> [Given instruction]
Print all records exactly, leaving nothing out.

## start Material

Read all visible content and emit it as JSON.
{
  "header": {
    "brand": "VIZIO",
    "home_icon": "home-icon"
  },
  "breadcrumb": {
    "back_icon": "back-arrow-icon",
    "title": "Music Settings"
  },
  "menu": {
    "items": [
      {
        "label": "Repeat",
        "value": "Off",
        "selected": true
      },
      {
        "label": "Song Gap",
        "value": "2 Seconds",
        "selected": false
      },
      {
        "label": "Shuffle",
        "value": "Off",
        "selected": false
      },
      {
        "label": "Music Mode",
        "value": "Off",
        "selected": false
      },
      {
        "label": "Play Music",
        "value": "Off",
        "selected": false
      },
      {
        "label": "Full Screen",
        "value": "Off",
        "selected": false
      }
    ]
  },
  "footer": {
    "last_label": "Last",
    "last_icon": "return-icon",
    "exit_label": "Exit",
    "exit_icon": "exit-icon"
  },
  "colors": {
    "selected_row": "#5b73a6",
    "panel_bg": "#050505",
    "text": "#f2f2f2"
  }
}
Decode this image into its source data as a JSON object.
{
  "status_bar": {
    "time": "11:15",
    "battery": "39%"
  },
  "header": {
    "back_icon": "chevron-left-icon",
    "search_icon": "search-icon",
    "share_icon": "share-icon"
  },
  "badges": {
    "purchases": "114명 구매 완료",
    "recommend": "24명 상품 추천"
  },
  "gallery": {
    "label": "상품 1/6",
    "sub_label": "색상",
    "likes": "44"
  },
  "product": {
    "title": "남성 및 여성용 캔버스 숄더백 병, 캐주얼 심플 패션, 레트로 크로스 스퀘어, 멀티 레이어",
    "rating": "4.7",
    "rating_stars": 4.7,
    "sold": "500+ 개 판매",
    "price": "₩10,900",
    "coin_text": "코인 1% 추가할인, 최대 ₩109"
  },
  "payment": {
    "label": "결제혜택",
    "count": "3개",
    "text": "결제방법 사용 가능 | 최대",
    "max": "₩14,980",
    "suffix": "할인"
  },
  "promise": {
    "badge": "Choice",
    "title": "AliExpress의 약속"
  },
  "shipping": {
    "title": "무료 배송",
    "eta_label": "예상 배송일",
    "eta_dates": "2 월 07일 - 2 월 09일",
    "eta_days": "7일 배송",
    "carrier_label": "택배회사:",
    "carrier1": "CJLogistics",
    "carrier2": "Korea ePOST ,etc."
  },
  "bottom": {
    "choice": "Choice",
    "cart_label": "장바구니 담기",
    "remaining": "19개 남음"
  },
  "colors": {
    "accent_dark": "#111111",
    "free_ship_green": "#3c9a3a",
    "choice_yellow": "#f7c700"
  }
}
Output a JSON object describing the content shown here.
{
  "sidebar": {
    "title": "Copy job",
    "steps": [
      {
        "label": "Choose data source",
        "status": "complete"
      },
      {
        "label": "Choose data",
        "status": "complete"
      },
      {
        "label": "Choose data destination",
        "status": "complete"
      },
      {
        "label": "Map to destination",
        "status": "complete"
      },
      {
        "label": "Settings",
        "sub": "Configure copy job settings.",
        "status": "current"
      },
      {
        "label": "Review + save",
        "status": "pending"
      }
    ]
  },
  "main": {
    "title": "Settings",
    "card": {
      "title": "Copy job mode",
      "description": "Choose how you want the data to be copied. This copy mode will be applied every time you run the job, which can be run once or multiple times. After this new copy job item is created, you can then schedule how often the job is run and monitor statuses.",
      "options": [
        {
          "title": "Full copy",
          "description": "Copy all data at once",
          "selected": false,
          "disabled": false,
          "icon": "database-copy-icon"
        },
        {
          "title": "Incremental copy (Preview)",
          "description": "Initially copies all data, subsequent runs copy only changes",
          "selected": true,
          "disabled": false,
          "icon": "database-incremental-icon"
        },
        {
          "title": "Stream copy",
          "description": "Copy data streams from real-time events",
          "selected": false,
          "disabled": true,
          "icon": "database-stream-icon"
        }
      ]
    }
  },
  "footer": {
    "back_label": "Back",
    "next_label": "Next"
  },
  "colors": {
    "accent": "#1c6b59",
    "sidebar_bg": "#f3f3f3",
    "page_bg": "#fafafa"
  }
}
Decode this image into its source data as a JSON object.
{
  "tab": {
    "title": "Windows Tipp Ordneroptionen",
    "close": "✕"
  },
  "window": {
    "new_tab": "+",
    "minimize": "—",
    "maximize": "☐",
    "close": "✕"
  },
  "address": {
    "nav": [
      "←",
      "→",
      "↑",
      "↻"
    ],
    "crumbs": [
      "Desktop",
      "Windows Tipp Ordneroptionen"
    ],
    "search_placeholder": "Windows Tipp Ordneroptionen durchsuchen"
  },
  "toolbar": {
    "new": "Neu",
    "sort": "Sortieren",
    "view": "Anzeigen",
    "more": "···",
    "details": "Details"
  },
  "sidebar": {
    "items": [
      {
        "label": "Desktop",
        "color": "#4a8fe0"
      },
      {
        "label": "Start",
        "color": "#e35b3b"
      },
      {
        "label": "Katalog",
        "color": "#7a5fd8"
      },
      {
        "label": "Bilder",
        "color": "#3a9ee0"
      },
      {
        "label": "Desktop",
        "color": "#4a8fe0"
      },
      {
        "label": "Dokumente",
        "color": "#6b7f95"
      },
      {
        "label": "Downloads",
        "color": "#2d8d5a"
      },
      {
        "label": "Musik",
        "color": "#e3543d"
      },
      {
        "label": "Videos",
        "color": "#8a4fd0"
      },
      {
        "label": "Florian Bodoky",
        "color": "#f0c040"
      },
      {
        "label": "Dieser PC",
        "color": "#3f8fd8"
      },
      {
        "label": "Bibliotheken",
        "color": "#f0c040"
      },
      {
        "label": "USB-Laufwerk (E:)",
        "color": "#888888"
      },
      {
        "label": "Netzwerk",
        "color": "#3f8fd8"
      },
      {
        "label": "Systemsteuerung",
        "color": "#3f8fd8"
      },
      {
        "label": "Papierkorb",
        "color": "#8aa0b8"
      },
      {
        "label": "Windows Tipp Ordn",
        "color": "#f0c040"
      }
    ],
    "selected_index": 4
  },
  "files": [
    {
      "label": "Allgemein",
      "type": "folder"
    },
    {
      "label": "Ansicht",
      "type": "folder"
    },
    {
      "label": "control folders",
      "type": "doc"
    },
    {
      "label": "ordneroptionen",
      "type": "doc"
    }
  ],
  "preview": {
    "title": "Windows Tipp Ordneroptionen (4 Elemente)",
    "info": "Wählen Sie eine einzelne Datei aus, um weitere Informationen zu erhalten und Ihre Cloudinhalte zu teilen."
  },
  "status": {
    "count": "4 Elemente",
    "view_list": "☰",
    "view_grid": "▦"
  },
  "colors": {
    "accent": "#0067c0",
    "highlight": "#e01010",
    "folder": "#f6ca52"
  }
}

## end Material

> [Answer to this task]
Read all visible content and emit it as JSON.
{
  "header": {
    "brand": "VIZIO",
    "home_icon": "home-icon"
  },
  "breadcrumb": {
    "back_icon": "back-arrow-icon",
    "title": "Music Settings"
  },
  "menu": {
    "items": [
      {
        "label": "Repeat",
        "value": "Off",
        "selected": true
      },
      {
        "label": "Song Gap",
        "value": "2 Seconds",
        "selected": false
      },
      {
        "label": "Shuffle",
        "value": "Off",
        "selected": false
      },
      {
        "label": "Music Mode",
        "value": "Off",
        "selected": false
      },
      {
        "label": "Play Music",
        "value": "Off",
        "selected": false
      },
      {
        "label": "Full Screen",
        "value": "Off",
        "selected": false
      }
    ]
  },
  "footer": {
    "last_label": "Last",
    "last_icon": "return-icon",
    "exit_label": "Exit",
    "exit_icon": "exit-icon"
  },
  "colors": {
    "selected_row": "#5b73a6",
    "panel_bg": "#050505",
    "text": "#f2f2f2"
  }
}
Decode this image into its source data as a JSON object.
{
  "status_bar": {
    "time": "11:15",
    "battery": "39%"
  },
  "header": {
    "back_icon": "chevron-left-icon",
    "search_icon": "search-icon",
    "share_icon": "share-icon"
  },
  "badges": {
    "purchases": "114명 구매 완료",
    "recommend": "24명 상품 추천"
  },
  "gallery": {
    "label": "상품 1/6",
    "sub_label": "색상",
    "likes": "44"
  },
  "product": {
    "title": "남성 및 여성용 캔버스 숄더백 병, 캐주얼 심플 패션, 레트로 크로스 스퀘어, 멀티 레이어",
    "rating": "4.7",
    "rating_stars": 4.7,
    "sold": "500+ 개 판매",
    "price": "₩10,900",
    "coin_text": "코인 1% 추가할인, 최대 ₩109"
  },
  "payment": {
    "label": "결제혜택",
    "count": "3개",
    "text": "결제방법 사용 가능 | 최대",
    "max": "₩14,980",
    "suffix": "할인"
  },
  "promise": {
    "badge": "Choice",
    "title": "AliExpress의 약속"
  },
  "shipping": {
    "title": "무료 배송",
    "eta_label": "예상 배송일",
    "eta_dates": "2 월 07일 - 2 월 09일",
    "eta_days": "7일 배송",
    "carrier_label": "택배회사:",
    "carrier1": "CJLogistics",
    "carrier2": "Korea ePOST ,etc."
  },
  "bottom": {
    "choice": "Choice",
    "cart_label": "장바구니 담기",
    "remaining": "19개 남음"
  },
  "colors": {
    "accent_dark": "#111111",
    "free_ship_green": "#3c9a3a",
    "choice_yellow": "#f7c700"
  }
}
Output a JSON object describing the content shown here.
{
  "sidebar": {
    "title": "Copy job",
    "steps": [
      {
        "label": "Choose data source",
        "status": "complete"
      },
      {
        "label": "Choose data",
        "status": "complete"
      },
      {
        "label": "Choose data destination",
        "status": "complete"
      },
      {
        "label": "Map to destination",
        "status": "complete"
      },
      {
        "label": "Settings",
        "sub": "Configure copy job settings.",
        "status": "current"
      },
      {
        "label": "Review + save",
        "status": "pending"
      }
    ]
  },
  "main": {
    "title": "Settings",
    "card": {
      "title": "Copy job mode",
      "description": "Choose how you want the data to be copied. This copy mode will be applied every time you run the job, which can be run once or multiple times. After this new copy job item is created, you can then schedule how often the job is run and monitor statuses.",
      "options": [
        {
          "title": "Full copy",
          "description": "Copy all data at once",
          "selected": false,
          "disabled": false,
          "icon": "database-copy-icon"
        },
        {
          "title": "Incremental copy (Preview)",
          "description": "Initially copies all data, subsequent runs copy only changes",
          "selected": true,
          "disabled": false,
          "icon": "database-incremental-icon"
        },
        {
          "title": "Stream copy",
          "description": "Copy data streams from real-time events",
          "selected": false,
          "disabled": true,
          "icon": "database-stream-icon"
        }
      ]
    }
  },
  "footer": {
    "back_label": "Back",
    "next_label": "Next"
  },
  "colors": {
    "accent": "#1c6b59",
    "sidebar_bg": "#f3f3f3",
    "page_bg": "#fafafa"
  }
}
Decode this image into its source data as a JSON object.
{
  "tab": {
    "title": "Windows Tipp Ordneroptionen",
    "close": "✕"
  },
  "window": {
    "new_tab": "+",
    "minimize": "—",
    "maximize": "☐",
    "close": "✕"
  },
  "address": {
    "nav": [
      "←",
      "→",
      "↑",
      "↻"
    ],
    "crumbs": [
      "Desktop",
      "Windows Tipp Ordneroptionen"
    ],
    "search_placeholder": "Windows Tipp Ordneroptionen durchsuchen"
  },
  "toolbar": {
    "new": "Neu",
    "sort": "Sortieren",
    "view": "Anzeigen",
    "more": "···",
    "details": "Details"
  },
  "sidebar": {
    "items": [
      {
        "label": "Desktop",
        "color": "#4a8fe0"
      },
      {
        "label": "Start",
        "color": "#e35b3b"
      },
      {
        "label": "Katalog",
        "color": "#7a5fd8"
      },
      {
        "label": "Bilder",
        "color": "#3a9ee0"
      },
      {
        "label": "Desktop",
        "color": "#4a8fe0"
      },
      {
        "label": "Dokumente",
        "color": "#6b7f95"
      },
      {
        "label": "Downloads",
        "color": "#2d8d5a"
      },
      {
        "label": "Musik",
        "color": "#e3543d"
      },
      {
        "label": "Videos",
        "color": "#8a4fd0"
      },
      {
        "label": "Florian Bodoky",
        "color": "#f0c040"
      },
      {
        "label": "Dieser PC",
        "color": "#3f8fd8"
      },
      {
        "label": "Bibliotheken",
        "color": "#f0c040"
      },
      {
        "label": "USB-Laufwerk (E:)",
        "color": "#888888"
      },
      {
        "label": "Netzwerk",
        "color": "#3f8fd8"
      },
      {
        "label": "Systemsteuerung",
        "color": "#3f8fd8"
      },
      {
        "label": "Papierkorb",
        "color": "#8aa0b8"
      },
      {
        "label": "Windows Tipp Ordn",
        "color": "#f0c040"
      }
    ],
    "selected_index": 4
  },
  "files": [
    {
      "label": "Allgemein",
      "type": "folder"
    },
    {
      "label": "Ansicht",
      "type": "folder"
    },
    {
      "label": "control folders",
      "type": "doc"
    },
    {
      "label": "ordneroptionen",
      "type": "doc"
    }
  ],
  "preview": {
    "title": "Windows Tipp Ordneroptionen (4 Elemente)",
    "info": "Wählen Sie eine einzelne Datei aus, um weitere Informationen zu erhalten und Ihre Cloudinhalte zu teilen."
  },
  "status": {
    "count": "4 Elemente",
    "view_list": "☰",
    "view_grid": "▦"
  },
  "colors": {
    "accent": "#0067c0",
    "highlight": "#e01010",
    "folder": "#f6ca52"
  }
}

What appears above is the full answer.